Data entries
>> BEGIN

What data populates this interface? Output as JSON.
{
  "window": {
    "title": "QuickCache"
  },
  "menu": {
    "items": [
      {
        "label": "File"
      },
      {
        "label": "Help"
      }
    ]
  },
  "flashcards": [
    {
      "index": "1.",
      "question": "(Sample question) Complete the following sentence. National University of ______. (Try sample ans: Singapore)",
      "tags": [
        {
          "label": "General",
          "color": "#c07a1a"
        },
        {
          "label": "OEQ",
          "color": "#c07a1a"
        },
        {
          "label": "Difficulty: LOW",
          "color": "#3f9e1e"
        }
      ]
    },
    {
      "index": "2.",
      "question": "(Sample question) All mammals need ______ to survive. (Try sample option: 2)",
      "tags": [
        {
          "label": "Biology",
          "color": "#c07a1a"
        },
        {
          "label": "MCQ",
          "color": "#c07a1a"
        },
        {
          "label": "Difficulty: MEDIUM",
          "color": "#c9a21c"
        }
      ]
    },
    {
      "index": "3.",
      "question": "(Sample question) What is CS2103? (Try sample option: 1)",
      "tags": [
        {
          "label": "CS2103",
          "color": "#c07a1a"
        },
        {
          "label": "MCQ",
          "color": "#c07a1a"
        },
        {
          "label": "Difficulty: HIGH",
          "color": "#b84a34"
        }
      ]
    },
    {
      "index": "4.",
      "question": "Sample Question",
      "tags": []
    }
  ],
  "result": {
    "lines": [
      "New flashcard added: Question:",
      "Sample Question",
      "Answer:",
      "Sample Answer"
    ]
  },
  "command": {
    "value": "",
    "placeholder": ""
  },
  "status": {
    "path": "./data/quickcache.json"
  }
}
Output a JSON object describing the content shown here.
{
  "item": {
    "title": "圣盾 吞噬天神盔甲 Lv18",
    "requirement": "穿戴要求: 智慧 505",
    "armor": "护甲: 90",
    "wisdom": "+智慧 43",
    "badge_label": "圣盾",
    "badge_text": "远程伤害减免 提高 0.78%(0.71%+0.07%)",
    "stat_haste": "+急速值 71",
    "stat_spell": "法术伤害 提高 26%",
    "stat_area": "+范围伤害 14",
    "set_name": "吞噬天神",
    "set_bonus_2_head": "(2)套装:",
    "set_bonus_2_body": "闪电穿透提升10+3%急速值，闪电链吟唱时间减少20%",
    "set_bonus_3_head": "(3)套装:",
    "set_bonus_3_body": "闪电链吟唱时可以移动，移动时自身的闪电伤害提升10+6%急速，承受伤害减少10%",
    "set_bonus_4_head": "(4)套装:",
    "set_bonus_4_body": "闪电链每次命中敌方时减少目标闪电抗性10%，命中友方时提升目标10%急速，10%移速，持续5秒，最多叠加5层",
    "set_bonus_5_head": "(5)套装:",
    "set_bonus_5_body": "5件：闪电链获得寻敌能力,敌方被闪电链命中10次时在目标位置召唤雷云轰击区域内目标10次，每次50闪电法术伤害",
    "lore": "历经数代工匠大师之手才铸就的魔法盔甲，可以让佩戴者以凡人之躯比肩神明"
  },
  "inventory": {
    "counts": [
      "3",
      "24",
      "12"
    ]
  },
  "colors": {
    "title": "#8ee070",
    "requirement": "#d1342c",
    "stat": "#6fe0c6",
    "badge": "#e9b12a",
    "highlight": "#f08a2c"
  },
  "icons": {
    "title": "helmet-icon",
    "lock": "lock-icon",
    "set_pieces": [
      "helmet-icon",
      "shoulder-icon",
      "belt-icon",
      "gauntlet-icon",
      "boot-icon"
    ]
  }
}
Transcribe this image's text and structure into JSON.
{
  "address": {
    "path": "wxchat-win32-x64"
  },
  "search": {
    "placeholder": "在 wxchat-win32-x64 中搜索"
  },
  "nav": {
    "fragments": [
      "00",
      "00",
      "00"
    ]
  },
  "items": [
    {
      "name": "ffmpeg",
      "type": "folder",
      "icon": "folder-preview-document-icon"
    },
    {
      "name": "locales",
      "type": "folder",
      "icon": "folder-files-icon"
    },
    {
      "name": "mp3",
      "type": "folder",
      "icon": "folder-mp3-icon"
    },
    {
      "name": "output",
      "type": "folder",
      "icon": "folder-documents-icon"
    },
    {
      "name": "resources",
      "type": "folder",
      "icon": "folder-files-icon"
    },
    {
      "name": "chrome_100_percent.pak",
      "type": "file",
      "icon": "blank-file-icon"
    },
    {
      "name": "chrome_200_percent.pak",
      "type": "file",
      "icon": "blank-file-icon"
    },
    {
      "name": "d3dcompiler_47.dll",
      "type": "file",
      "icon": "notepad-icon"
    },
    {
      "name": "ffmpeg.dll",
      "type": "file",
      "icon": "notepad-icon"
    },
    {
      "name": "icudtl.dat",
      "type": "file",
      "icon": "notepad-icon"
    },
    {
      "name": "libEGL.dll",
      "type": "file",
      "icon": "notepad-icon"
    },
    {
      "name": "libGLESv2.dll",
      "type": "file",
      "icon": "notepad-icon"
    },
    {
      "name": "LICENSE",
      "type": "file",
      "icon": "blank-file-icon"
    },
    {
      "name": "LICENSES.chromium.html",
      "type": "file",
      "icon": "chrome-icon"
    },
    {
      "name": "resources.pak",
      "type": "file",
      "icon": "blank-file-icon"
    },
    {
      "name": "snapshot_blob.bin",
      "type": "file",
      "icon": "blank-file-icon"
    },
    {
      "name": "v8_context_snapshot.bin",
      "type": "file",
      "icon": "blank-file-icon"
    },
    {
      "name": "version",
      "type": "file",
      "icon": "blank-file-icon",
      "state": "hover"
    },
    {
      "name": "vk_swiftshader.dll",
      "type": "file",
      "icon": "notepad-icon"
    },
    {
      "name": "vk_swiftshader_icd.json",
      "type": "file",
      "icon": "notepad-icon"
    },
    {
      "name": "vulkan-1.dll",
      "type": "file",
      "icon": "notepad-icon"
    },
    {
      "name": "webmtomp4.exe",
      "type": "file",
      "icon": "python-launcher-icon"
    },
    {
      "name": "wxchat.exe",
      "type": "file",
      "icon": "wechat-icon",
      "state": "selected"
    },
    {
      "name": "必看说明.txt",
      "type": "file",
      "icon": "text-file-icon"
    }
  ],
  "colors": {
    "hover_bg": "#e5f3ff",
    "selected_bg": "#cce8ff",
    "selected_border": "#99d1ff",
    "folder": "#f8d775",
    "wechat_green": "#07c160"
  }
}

>> END

THE TASK: Emit the records above again, exactly, with no line skipped.

OUTPUT FOR THIS TASK:
What data populates this interface? Output as JSON.
{
  "window": {
    "title": "QuickCache"
  },
  "menu": {
    "items": [
      {
        "label": "File"
      },
      {
        "label": "Help"
      }
    ]
  },
  "flashcards": [
    {
      "index": "1.",
      "question": "(Sample question) Complete the following sentence. National University of ______. (Try sample ans: Singapore)",
      "tags": [
        {
          "label": "General",
          "color": "#c07a1a"
        },
        {
          "label": "OEQ",
          "color": "#c07a1a"
        },
        {
          "label": "Difficulty: LOW",
          "color": "#3f9e1e"
        }
      ]
    },
    {
      "index": "2.",
      "question": "(Sample question) All mammals need ______ to survive. (Try sample option: 2)",
      "tags": [
        {
          "label": "Biology",
          "color": "#c07a1a"
        },
        {
          "label": "MCQ",
          "color": "#c07a1a"
        },
        {
          "label": "Difficulty: MEDIUM",
          "color": "#c9a21c"
        }
      ]
    },
    {
      "index": "3.",
      "question": "(Sample question) What is CS2103? (Try sample option: 1)",
      "tags": [
        {
          "label": "CS2103",
          "color": "#c07a1a"
        },
        {
          "label": "MCQ",
          "color": "#c07a1a"
        },
        {
          "label": "Difficulty: HIGH",
          "color": "#b84a34"
        }
      ]
    },
    {
      "index": "4.",
      "question": "Sample Question",
      "tags": []
    }
  ],
  "result": {
    "lines": [
      "New flashcard added: Question:",
      "Sample Question",
      "Answer:",
      "Sample Answer"
    ]
  },
  "command": {
    "value": "",
    "placeholder": ""
  },
  "status": {
    "path": "./data/quickcache.json"
  }
}
Output a JSON object describing the content shown here.
{
  "item": {
    "title": "圣盾 吞噬天神盔甲 Lv18",
    "requirement": "穿戴要求: 智慧 505",
    "armor": "护甲: 90",
    "wisdom": "+智慧 43",
    "badge_label": "圣盾",
    "badge_text": "远程伤害减免 提高 0.78%(0.71%+0.07%)",
    "stat_haste": "+急速值 71",
    "stat_spell": "法术伤害 提高 26%",
    "stat_area": "+范围伤害 14",
    "set_name": "吞噬天神",
    "set_bonus_2_head": "(2)套装:",
    "set_bonus_2_body": "闪电穿透提升10+3%急速值，闪电链吟唱时间减少20%",
    "set_bonus_3_head": "(3)套装:",
    "set_bonus_3_body": "闪电链吟唱时可以移动，移动时自身的闪电伤害提升10+6%急速，承受伤害减少10%",
    "set_bonus_4_head": "(4)套装:",
    "set_bonus_4_body": "闪电链每次命中敌方时减少目标闪电抗性10%，命中友方时提升目标10%急速，10%移速，持续5秒，最多叠加5层",
    "set_bonus_5_head": "(5)套装:",
    "set_bonus_5_body": "5件：闪电链获得寻敌能力,敌方被闪电链命中10次时在目标位置召唤雷云轰击区域内目标10次，每次50闪电法术伤害",
    "lore": "历经数代工匠大师之手才铸就的魔法盔甲，可以让佩戴者以凡人之躯比肩神明"
  },
  "inventory": {
    "counts": [
      "3",
      "24",
      "12"
    ]
  },
  "colors": {
    "title": "#8ee070",
    "requirement": "#d1342c",
    "stat": "#6fe0c6",
    "badge": "#e9b12a",
    "highlight": "#f08a2c"
  },
  "icons": {
    "title": "helmet-icon",
    "lock": "lock-icon",
    "set_pieces": [
      "helmet-icon",
      "shoulder-icon",
      "belt-icon",
      "gauntlet-icon",
      "boot-icon"
    ]
  }
}
Transcribe this image's text and structure into JSON.
{
  "address": {
    "path": "wxchat-win32-x64"
  },
  "search": {
    "placeholder": "在 wxchat-win32-x64 中搜索"
  },
  "nav": {
    "fragments": [
      "00",
      "00",
      "00"
    ]
  },
  "items": [
    {
      "name": "ffmpeg",
      "type": "folder",
      "icon": "folder-preview-document-icon"
    },
    {
      "name": "locales",
      "type": "folder",
      "icon": "folder-files-icon"
    },
    {
      "name": "mp3",
      "type": "folder",
      "icon": "folder-mp3-icon"
    },
    {
      "name": "output",
      "type": "folder",
      "icon": "folder-documents-icon"
    },
    {
      "name": "resources",
      "type": "folder",
      "icon": "folder-files-icon"
    },
    {
      "name": "chrome_100_percent.pak",
      "type": "file",
      "icon": "blank-file-icon"
    },
    {
      "name": "chrome_200_percent.pak",
      "type": "file",
      "icon": "blank-file-icon"
    },
    {
      "name": "d3dcompiler_47.dll",
      "type": "file",
      "icon": "notepad-icon"
    },
    {
      "name": "ffmpeg.dll",
      "type": "file",
      "icon": "notepad-icon"
    },
    {
      "name": "icudtl.dat",
      "type": "file",
      "icon": "notepad-icon"
    },
    {
      "name": "libEGL.dll",
      "type": "file",
      "icon": "notepad-icon"
    },
    {
      "name": "libGLESv2.dll",
      "type": "file",
      "icon": "notepad-icon"
    },
    {
      "name": "LICENSE",
      "type": "file",
      "icon": "blank-file-icon"
    },
    {
      "name": "LICENSES.chromium.html",
      "type": "file",
      "icon": "chrome-icon"
    },
    {
      "name": "resources.pak",
      "type": "file",
      "icon": "blank-file-icon"
    },
    {
      "name": "snapshot_blob.bin",
      "type": "file",
      "icon": "blank-file-icon"
    },
    {
      "name": "v8_context_snapshot.bin",
      "type": "file",
      "icon": "blank-file-icon"
    },
    {
      "name": "version",
      "type": "file",
      "icon": "blank-file-icon",
      "state": "hover"
    },
    {
      "name": "vk_swiftshader.dll",
      "type": "file",
      "icon": "notepad-icon"
    },
    {
      "name": "vk_swiftshader_icd.json",
      "type": "file",
      "icon": "notepad-icon"
    },
    {
      "name": "vulkan-1.dll",
      "type": "file",
      "icon": "notepad-icon"
    },
    {
      "name": "webmtomp4.exe",
      "type": "file",
      "icon": "python-launcher-icon"
    },
    {
      "name": "wxchat.exe",
      "type": "file",
      "icon": "wechat-icon",
      "state": "selected"
    },
    {
      "name": "必看说明.txt",
      "type": "file",
      "icon": "text-file-icon"
    }
  ],
  "colors": {
    "hover_bg": "#e5f3ff",
    "selected_bg": "#cce8ff",
    "selected_border": "#99d1ff",
    "folder": "#f8d775",
    "wechat_green": "#07c160"
  }
}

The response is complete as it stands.